— start —
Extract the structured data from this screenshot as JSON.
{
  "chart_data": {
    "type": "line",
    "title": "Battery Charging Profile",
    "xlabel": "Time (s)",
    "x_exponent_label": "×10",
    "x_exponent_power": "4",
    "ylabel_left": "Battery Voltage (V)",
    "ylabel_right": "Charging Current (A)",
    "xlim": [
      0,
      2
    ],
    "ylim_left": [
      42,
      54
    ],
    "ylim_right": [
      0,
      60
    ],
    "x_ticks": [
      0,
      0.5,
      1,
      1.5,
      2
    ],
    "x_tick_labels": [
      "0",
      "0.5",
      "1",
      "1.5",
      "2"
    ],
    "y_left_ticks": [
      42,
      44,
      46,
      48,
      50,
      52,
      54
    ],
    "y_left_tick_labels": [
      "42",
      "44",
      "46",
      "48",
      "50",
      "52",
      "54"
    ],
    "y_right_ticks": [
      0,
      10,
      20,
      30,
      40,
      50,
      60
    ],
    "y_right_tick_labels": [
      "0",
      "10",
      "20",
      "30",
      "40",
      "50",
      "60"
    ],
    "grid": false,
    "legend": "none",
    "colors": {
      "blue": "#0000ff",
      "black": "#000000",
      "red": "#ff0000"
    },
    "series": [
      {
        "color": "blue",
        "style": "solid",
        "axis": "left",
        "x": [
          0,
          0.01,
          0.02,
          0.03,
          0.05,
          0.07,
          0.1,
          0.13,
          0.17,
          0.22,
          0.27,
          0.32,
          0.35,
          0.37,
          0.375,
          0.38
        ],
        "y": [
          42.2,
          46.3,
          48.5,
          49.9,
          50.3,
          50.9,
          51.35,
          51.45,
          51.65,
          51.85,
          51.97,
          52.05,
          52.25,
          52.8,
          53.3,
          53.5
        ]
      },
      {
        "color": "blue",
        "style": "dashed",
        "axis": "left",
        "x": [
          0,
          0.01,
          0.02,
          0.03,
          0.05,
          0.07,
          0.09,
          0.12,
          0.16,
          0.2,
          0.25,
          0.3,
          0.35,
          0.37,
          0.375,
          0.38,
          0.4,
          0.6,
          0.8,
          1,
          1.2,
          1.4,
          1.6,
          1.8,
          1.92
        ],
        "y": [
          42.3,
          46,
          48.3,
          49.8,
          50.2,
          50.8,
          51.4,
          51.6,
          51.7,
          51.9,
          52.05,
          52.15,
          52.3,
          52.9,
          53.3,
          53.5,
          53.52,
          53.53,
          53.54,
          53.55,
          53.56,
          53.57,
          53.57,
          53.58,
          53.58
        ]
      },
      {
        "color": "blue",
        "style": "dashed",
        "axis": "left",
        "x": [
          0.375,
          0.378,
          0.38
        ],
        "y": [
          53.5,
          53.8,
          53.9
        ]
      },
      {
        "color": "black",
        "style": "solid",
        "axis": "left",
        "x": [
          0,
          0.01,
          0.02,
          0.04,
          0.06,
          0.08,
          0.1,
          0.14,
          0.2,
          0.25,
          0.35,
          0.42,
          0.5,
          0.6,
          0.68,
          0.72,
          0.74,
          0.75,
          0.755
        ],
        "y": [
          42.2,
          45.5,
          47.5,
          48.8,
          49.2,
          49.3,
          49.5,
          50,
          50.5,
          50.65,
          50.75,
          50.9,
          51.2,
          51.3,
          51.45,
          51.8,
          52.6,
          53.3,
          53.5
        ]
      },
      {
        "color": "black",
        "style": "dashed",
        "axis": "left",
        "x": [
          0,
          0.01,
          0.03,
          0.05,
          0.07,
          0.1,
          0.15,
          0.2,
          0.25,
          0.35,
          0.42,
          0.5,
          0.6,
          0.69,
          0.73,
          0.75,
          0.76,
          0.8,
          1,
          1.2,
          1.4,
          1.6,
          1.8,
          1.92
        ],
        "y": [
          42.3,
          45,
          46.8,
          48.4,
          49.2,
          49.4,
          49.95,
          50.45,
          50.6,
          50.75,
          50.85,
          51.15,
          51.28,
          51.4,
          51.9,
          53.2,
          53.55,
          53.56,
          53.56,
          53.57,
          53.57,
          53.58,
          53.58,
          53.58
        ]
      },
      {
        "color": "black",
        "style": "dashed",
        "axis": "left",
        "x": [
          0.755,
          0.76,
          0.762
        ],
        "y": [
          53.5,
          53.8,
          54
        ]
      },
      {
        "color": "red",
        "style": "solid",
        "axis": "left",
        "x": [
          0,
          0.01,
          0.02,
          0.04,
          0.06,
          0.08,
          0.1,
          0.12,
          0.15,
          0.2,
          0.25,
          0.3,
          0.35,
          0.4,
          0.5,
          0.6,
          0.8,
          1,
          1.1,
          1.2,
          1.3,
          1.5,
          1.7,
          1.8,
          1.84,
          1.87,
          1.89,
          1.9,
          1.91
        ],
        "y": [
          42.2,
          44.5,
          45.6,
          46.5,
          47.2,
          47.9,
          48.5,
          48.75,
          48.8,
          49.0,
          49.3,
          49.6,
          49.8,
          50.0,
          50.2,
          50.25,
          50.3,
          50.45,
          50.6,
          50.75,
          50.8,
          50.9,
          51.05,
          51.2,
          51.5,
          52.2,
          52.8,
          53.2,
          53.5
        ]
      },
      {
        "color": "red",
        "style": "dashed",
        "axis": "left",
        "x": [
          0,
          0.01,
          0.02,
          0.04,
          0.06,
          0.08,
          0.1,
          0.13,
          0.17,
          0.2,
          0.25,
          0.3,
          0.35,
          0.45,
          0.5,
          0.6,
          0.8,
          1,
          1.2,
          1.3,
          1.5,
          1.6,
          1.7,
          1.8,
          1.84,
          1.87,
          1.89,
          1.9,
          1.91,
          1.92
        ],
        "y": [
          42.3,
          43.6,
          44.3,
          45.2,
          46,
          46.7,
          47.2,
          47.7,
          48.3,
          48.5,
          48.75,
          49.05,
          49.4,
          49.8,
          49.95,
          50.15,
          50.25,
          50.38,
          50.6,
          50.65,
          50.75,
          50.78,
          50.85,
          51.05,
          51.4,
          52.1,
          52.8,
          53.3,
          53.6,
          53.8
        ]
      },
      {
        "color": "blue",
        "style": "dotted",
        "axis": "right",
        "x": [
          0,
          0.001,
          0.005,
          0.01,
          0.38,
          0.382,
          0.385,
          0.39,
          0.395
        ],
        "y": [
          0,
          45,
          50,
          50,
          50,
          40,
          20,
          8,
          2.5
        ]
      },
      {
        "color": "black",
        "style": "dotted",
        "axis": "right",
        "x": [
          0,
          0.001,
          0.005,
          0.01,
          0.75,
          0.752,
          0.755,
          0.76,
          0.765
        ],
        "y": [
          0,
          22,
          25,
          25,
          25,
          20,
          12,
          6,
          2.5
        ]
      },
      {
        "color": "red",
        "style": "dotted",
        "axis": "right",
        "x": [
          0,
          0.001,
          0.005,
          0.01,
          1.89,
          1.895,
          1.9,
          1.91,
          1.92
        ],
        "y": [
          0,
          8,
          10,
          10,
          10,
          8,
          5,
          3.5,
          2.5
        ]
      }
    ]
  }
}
— end —
◆ What is being asked
Gather from the entries above all lines that include the string "Charging".

◆ In response
    "title": "Battery Charging Profile",
    "ylabel_right": "Charging Current (A)",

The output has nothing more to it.